## Start Extracted records
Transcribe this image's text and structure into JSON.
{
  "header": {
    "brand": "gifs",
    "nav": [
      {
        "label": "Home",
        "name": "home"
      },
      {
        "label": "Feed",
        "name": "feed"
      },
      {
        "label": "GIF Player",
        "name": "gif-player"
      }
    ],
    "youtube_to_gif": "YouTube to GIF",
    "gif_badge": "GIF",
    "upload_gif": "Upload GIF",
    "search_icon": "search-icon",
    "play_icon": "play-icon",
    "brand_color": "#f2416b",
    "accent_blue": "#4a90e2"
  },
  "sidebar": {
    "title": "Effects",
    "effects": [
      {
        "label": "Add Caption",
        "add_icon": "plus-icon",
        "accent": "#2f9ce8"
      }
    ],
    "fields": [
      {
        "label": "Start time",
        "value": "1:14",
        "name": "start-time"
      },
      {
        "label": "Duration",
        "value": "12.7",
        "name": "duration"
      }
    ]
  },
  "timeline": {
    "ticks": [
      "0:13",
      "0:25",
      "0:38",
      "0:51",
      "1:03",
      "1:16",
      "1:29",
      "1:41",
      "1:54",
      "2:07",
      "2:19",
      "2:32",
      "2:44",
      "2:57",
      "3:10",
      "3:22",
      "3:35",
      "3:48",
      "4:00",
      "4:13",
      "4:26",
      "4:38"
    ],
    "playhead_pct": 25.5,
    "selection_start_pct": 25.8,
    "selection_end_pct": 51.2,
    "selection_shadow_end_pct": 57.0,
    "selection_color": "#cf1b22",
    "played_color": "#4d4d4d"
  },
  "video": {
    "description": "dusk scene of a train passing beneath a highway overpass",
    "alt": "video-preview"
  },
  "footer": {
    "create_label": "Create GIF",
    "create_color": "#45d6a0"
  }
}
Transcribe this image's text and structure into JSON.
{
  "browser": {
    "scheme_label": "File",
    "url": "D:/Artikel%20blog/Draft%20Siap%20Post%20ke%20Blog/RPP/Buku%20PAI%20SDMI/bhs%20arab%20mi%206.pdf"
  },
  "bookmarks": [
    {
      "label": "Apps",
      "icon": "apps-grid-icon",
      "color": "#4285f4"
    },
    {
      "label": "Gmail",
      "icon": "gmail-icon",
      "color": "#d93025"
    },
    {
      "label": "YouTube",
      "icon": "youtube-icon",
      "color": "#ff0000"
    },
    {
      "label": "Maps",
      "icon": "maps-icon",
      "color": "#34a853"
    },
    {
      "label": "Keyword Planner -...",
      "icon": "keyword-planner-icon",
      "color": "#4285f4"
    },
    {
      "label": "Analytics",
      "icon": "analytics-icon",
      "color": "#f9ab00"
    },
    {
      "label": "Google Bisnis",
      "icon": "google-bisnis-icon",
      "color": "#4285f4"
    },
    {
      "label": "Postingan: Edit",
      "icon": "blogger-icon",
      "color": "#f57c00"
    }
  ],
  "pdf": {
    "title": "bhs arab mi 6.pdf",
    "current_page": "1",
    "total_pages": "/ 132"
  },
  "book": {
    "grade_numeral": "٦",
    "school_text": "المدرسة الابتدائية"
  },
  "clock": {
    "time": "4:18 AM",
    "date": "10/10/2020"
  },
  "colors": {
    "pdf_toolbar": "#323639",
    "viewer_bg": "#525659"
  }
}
## End Extracted records
| What you will do |
Restate every record exactly, leaving nothing out.

| Response below |
Transcribe this image's text and structure into JSON.
{
  "header": {
    "brand": "gifs",
    "nav": [
      {
        "label": "Home",
        "name": "home"
      },
      {
        "label": "Feed",
        "name": "feed"
      },
      {
        "label": "GIF Player",
        "name": "gif-player"
      }
    ],
    "youtube_to_gif": "YouTube to GIF",
    "gif_badge": "GIF",
    "upload_gif": "Upload GIF",
    "search_icon": "search-icon",
    "play_icon": "play-icon",
    "brand_color": "#f2416b",
    "accent_blue": "#4a90e2"
  },
  "sidebar": {
    "title": "Effects",
    "effects": [
      {
        "label": "Add Caption",
        "add_icon": "plus-icon",
        "accent": "#2f9ce8"
      }
    ],
    "fields": [
      {
        "label": "Start time",
        "value": "1:14",
        "name": "start-time"
      },
      {
        "label": "Duration",
        "value": "12.7",
        "name": "duration"
      }
    ]
  },
  "timeline": {
    "ticks": [
      "0:13",
      "0:25",
      "0:38",
      "0:51",
      "1:03",
      "1:16",
      "1:29",
      "1:41",
      "1:54",
      "2:07",
      "2:19",
      "2:32",
      "2:44",
      "2:57",
      "3:10",
      "3:22",
      "3:35",
      "3:48",
      "4:00",
      "4:13",
      "4:26",
      "4:38"
    ],
    "playhead_pct": 25.5,
    "selection_start_pct": 25.8,
    "selection_end_pct": 51.2,
    "selection_shadow_end_pct": 57.0,
    "selection_color": "#cf1b22",
    "played_color": "#4d4d4d"
  },
  "video": {
    "description": "dusk scene of a train passing beneath a highway overpass",
    "alt": "video-preview"
  },
  "footer": {
    "create_label": "Create GIF",
    "create_color": "#45d6a0"
  }
}
Transcribe this image's text and structure into JSON.
{
  "browser": {
    "scheme_label": "File",
    "url": "D:/Artikel%20blog/Draft%20Siap%20Post%20ke%20Blog/RPP/Buku%20PAI%20SDMI/bhs%20arab%20mi%206.pdf"
  },
  "bookmarks": [
    {
      "label": "Apps",
      "icon": "apps-grid-icon",
      "color": "#4285f4"
    },
    {
      "label": "Gmail",
      "icon": "gmail-icon",
      "color": "#d93025"
    },
    {
      "label": "YouTube",
      "icon": "youtube-icon",
      "color": "#ff0000"
    },
    {
      "label": "Maps",
      "icon": "maps-icon",
      "color": "#34a853"
    },
    {
      "label": "Keyword Planner -...",
      "icon": "keyword-planner-icon",
      "color": "#4285f4"
    },
    {
      "label": "Analytics",
      "icon": "analytics-icon",
      "color": "#f9ab00"
    },
    {
      "label": "Google Bisnis",
      "icon": "google-bisnis-icon",
      "color": "#4285f4"
    },
    {
      "label": "Postingan: Edit",
      "icon": "blogger-icon",
      "color": "#f57c00"
    }
  ],
  "pdf": {
    "title": "bhs arab mi 6.pdf",
    "current_page": "1",
    "total_pages": "/ 132"
  },
  "book": {
    "grade_numeral": "٦",
    "school_text": "المدرسة الابتدائية"
  },
  "clock": {
    "time": "4:18 AM",
    "date": "10/10/2020"
  },
  "colors": {
    "pdf_toolbar": "#323639",
    "viewer_bg": "#525659"
  }
}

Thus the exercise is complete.